• _What is required_
Of the lines in the listing, how many include the string "Desktop"? Write the number and nothing else.
─── Provided records
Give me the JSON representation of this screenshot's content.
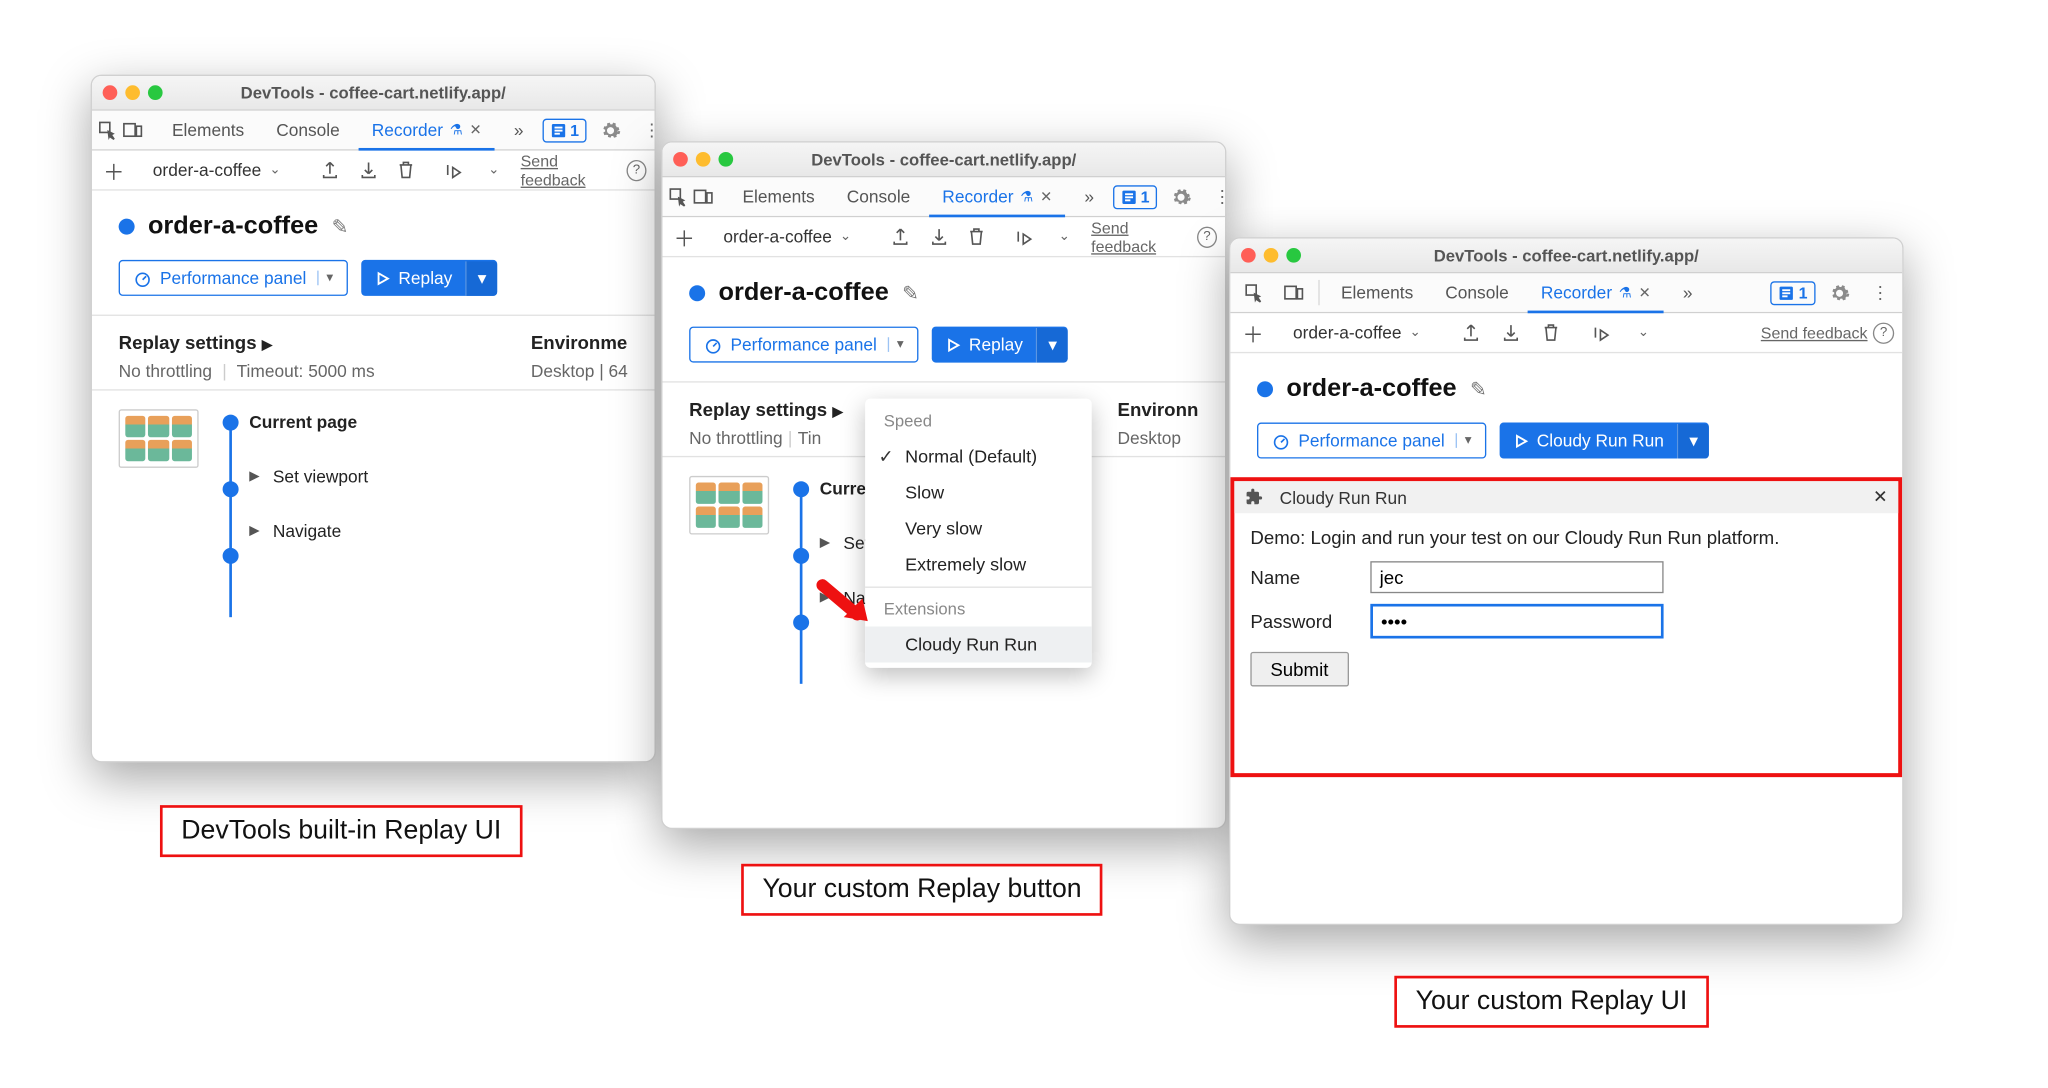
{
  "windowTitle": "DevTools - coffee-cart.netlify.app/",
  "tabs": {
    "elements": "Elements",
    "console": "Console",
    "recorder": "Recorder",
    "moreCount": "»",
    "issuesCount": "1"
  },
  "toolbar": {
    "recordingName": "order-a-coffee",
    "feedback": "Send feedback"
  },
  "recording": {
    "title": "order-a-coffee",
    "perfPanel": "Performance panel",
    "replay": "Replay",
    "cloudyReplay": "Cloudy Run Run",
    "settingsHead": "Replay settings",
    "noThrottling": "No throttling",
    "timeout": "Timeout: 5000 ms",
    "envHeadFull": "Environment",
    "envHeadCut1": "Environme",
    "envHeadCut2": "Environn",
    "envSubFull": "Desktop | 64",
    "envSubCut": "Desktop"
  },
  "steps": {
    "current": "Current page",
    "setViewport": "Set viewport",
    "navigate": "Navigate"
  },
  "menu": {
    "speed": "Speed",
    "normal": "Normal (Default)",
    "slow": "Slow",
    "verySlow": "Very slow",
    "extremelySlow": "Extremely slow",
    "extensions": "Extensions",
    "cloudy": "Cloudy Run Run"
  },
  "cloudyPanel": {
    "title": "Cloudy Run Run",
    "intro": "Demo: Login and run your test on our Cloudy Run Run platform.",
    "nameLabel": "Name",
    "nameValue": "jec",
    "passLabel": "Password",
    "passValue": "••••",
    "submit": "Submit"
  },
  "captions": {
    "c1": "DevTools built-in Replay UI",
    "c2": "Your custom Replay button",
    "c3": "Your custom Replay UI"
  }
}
──────
• _Task answer_
2